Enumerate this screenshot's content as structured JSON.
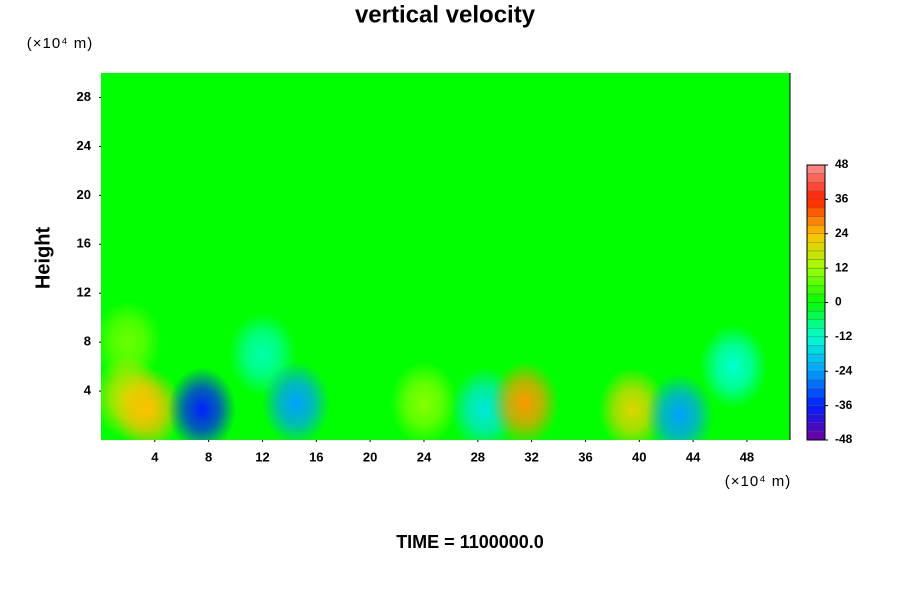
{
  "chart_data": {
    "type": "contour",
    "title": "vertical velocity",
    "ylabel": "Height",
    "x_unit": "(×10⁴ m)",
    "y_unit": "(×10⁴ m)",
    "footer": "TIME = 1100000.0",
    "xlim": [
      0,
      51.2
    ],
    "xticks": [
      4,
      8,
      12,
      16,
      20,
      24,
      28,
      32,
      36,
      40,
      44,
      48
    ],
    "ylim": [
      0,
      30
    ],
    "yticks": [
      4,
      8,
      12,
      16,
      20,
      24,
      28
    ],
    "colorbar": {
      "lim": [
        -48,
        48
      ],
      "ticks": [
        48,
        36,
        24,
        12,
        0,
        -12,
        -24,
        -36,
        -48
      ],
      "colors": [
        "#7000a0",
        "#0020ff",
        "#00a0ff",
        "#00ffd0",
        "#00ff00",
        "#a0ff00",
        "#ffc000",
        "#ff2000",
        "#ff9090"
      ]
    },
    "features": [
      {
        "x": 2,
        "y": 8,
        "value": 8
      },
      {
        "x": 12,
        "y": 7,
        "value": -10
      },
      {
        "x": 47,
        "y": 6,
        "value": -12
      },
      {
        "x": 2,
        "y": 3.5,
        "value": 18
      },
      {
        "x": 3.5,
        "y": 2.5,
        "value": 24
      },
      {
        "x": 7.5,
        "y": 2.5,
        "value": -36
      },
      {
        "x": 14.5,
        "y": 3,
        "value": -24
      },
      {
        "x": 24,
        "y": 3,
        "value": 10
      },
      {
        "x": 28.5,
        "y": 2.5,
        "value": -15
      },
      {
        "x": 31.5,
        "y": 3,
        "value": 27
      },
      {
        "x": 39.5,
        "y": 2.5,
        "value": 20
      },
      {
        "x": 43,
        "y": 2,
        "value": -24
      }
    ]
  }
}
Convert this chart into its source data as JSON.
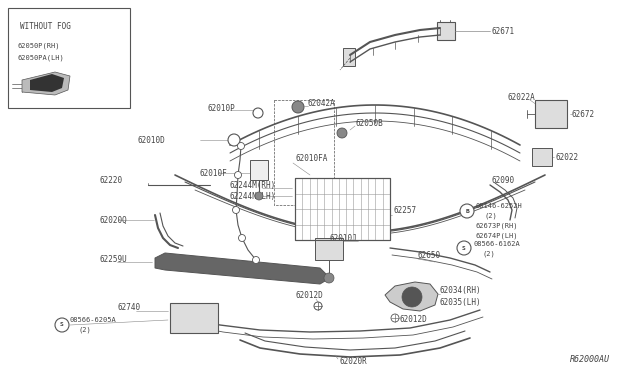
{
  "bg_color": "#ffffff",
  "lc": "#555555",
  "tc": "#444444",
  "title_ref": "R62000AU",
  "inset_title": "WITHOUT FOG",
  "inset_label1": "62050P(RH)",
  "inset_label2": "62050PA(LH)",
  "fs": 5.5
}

* _REQUIRED WORK_: Copy out every line of the listing that includes the string "JSON".

* _RESULT OF THE TASK_:
Enumerate this screenshot's content as structured JSON.
Convert this chart into its source data as JSON.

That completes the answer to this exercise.